**SET EXERCISE**
Look through the lines of the material and count those containing "JSON". Give that count alone.

**SUPPLIED DATA**
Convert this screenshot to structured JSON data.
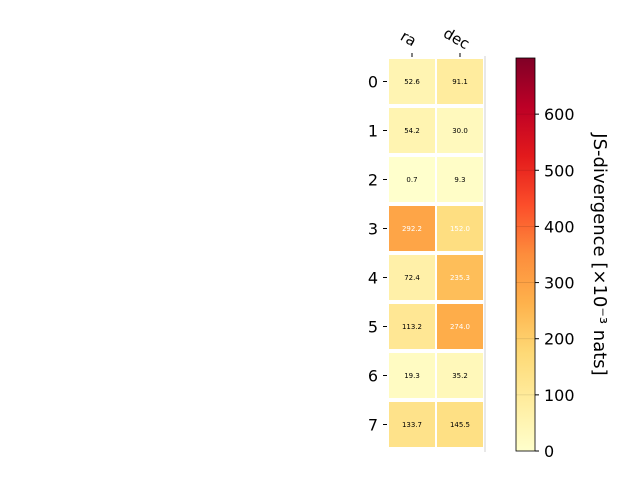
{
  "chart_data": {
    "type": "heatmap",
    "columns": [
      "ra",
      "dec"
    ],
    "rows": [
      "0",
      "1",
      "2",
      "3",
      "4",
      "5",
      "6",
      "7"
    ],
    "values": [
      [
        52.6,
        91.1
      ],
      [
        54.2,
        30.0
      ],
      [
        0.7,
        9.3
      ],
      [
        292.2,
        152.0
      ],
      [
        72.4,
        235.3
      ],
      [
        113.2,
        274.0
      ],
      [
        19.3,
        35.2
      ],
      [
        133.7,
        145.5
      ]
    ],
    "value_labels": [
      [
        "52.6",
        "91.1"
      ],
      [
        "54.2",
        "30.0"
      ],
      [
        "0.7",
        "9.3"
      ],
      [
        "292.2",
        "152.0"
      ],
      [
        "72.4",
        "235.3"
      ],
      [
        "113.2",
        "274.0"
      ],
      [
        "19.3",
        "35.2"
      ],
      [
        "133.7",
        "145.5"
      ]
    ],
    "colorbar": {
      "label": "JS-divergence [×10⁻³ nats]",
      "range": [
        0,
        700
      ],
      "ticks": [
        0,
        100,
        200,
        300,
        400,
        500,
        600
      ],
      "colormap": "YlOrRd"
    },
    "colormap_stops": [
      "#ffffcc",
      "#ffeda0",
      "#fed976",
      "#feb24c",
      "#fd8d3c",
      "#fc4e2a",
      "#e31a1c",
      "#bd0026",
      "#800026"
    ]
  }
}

---

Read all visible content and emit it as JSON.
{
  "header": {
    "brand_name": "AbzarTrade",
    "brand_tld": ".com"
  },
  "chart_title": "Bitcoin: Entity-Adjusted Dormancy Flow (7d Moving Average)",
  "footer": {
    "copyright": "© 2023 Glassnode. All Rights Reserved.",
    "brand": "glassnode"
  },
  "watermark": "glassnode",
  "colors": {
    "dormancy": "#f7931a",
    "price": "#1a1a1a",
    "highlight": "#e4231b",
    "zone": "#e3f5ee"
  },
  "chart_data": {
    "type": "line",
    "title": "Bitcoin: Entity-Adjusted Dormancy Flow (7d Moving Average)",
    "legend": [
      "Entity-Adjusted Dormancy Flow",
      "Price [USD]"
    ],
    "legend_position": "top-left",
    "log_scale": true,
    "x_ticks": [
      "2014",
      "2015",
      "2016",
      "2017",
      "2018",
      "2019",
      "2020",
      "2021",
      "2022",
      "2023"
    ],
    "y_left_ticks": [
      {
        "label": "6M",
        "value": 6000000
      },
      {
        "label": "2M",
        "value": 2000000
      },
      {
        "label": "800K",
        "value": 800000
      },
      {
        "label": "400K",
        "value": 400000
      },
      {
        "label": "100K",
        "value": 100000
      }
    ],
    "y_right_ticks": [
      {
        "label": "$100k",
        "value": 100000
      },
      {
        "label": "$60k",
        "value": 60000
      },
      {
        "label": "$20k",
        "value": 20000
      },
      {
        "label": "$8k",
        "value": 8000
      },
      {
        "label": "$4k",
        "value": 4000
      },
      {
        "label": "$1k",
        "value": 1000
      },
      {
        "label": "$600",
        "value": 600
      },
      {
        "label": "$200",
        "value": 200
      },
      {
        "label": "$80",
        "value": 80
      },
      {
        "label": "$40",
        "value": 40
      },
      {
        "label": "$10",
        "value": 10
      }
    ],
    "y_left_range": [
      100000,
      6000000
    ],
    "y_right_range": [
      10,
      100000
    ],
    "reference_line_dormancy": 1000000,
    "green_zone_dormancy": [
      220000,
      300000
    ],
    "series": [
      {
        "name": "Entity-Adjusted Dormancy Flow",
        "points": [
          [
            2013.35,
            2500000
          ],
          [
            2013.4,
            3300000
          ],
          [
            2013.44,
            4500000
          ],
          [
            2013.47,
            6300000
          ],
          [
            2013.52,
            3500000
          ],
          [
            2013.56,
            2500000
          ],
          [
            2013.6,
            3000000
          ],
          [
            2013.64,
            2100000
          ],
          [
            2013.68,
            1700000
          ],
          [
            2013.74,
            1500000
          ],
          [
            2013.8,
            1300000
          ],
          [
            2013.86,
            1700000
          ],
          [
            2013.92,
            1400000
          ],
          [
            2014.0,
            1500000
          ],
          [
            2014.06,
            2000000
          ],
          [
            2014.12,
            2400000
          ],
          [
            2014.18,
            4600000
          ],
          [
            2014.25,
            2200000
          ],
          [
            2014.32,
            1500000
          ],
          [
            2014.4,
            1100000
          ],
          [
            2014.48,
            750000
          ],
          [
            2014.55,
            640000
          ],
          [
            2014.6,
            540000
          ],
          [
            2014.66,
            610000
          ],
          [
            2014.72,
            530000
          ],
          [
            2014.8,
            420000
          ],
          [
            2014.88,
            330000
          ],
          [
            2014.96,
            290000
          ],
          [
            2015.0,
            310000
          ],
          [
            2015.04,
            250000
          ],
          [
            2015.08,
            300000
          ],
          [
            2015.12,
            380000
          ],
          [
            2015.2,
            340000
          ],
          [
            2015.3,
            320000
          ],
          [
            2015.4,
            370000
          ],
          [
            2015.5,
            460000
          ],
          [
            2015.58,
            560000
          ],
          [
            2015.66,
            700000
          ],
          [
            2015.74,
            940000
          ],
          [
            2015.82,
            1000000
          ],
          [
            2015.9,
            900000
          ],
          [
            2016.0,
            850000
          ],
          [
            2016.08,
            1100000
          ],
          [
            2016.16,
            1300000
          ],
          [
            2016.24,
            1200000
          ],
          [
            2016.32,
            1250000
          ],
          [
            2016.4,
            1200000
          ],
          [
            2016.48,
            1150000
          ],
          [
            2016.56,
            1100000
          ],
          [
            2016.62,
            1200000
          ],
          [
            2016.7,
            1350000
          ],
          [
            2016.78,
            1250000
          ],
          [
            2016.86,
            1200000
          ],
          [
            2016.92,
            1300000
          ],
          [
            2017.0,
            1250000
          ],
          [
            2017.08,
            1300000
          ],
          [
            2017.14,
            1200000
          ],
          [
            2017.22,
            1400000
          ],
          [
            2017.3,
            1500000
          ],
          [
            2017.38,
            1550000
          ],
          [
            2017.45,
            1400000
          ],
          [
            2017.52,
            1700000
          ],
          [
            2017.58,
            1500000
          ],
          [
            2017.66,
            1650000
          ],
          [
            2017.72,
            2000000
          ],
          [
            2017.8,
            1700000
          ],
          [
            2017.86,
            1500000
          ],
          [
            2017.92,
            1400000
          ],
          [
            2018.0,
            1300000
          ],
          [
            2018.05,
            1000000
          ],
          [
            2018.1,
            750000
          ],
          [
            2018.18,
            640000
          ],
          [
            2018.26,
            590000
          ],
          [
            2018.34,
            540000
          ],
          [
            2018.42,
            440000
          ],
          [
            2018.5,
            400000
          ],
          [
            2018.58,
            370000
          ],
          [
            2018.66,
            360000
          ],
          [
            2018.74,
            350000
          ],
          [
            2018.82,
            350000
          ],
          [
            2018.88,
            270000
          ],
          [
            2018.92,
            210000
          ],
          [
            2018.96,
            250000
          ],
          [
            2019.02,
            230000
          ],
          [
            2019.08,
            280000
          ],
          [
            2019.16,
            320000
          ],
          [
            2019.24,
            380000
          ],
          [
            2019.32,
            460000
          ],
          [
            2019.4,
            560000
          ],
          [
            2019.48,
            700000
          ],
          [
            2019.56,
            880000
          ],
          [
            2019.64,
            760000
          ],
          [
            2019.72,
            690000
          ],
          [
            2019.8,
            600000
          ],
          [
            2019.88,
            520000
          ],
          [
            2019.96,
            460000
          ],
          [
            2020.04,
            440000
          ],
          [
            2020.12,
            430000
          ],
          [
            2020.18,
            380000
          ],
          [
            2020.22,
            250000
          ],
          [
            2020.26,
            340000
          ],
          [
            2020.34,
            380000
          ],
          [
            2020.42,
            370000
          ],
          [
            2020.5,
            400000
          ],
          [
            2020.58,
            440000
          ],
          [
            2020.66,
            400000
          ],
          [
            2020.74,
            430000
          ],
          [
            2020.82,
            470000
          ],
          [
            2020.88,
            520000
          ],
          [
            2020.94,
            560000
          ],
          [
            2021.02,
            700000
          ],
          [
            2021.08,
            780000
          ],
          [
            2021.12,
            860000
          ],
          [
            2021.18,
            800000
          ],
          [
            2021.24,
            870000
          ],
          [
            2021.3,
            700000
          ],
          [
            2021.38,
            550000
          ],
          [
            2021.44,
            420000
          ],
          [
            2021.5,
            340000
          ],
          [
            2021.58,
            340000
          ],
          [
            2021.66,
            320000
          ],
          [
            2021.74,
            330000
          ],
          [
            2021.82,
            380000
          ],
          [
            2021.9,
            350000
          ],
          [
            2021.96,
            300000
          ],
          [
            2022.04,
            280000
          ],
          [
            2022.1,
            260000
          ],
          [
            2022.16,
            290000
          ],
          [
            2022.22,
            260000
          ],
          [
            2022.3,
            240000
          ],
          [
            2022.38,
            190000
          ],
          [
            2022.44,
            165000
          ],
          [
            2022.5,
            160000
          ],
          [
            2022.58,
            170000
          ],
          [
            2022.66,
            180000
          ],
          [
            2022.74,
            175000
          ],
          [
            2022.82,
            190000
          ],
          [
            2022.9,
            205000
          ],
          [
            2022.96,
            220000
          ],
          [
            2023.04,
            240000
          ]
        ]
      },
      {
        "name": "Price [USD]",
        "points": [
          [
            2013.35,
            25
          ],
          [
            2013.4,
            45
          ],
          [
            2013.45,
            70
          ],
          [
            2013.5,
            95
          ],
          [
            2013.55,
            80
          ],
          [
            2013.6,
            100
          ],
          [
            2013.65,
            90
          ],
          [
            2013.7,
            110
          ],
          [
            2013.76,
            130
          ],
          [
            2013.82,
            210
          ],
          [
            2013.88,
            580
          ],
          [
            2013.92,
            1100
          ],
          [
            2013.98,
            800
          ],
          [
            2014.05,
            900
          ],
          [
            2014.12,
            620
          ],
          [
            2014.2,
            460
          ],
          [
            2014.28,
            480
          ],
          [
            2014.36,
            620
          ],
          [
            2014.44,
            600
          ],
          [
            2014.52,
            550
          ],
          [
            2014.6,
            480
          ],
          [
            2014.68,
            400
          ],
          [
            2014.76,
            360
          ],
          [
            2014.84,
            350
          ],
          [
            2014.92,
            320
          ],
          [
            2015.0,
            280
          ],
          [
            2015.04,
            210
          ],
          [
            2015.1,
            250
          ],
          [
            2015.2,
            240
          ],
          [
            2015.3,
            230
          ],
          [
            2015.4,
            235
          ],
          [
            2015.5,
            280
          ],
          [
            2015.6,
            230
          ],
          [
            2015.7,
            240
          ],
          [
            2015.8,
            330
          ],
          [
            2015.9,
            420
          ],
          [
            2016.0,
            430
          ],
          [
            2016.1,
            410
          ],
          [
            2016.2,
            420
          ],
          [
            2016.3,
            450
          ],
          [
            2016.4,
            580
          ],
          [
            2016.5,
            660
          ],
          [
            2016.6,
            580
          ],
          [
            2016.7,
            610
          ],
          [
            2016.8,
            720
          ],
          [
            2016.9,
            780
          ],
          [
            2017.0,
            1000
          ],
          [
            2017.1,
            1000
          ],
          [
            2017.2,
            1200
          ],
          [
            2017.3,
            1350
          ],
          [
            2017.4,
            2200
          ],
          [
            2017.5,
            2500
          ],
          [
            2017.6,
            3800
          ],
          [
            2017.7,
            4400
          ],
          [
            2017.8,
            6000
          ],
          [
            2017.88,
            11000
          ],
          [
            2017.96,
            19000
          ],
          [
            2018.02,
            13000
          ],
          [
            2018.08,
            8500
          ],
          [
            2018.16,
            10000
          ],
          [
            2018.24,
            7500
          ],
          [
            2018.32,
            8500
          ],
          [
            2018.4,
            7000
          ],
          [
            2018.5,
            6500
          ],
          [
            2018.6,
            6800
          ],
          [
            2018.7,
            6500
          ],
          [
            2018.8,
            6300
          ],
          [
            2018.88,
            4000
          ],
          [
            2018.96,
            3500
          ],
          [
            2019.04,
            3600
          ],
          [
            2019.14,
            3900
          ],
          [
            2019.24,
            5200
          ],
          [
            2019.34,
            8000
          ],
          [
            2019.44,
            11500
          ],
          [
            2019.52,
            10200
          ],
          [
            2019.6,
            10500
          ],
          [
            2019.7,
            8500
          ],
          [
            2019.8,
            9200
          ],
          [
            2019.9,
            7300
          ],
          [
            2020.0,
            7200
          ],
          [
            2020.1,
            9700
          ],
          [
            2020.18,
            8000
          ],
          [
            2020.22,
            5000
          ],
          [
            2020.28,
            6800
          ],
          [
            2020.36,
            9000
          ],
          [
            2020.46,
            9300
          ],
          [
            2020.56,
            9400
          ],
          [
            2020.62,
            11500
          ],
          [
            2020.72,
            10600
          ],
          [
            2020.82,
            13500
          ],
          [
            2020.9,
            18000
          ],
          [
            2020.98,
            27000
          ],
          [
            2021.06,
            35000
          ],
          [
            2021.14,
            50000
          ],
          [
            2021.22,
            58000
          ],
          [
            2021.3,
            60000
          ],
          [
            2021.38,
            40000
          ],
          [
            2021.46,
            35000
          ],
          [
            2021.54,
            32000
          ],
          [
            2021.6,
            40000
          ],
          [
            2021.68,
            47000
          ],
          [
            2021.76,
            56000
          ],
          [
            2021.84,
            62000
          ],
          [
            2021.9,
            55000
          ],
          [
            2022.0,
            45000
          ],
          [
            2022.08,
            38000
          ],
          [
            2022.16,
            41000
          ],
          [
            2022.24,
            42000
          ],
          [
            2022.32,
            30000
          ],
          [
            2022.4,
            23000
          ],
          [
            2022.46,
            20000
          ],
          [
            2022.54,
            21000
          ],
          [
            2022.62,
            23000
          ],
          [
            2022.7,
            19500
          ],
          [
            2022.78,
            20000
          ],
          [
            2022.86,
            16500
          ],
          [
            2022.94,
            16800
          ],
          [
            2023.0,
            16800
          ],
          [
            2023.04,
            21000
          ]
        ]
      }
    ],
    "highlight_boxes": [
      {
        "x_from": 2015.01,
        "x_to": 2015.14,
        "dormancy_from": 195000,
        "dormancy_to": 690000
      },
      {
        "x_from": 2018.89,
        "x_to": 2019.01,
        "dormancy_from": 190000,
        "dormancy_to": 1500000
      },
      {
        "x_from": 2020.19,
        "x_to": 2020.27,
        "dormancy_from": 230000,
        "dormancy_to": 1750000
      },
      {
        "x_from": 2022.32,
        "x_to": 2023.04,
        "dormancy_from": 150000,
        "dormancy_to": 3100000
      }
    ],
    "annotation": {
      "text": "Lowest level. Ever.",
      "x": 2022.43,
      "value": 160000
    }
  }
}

--

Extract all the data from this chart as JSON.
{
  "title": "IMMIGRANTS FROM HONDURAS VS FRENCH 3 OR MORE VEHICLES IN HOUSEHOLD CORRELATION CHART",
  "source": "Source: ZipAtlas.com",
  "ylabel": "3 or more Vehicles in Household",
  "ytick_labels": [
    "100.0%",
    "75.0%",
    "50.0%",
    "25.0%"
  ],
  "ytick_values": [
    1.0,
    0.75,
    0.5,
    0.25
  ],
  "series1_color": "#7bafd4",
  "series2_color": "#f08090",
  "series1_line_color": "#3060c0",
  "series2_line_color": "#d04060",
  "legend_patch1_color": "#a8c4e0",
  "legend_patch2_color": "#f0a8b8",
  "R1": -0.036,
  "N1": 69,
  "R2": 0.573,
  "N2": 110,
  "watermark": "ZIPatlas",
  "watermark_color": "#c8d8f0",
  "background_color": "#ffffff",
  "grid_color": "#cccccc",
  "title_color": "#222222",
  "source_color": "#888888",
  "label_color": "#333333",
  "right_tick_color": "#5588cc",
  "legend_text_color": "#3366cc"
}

**OUTPUT OF THE TASK**
3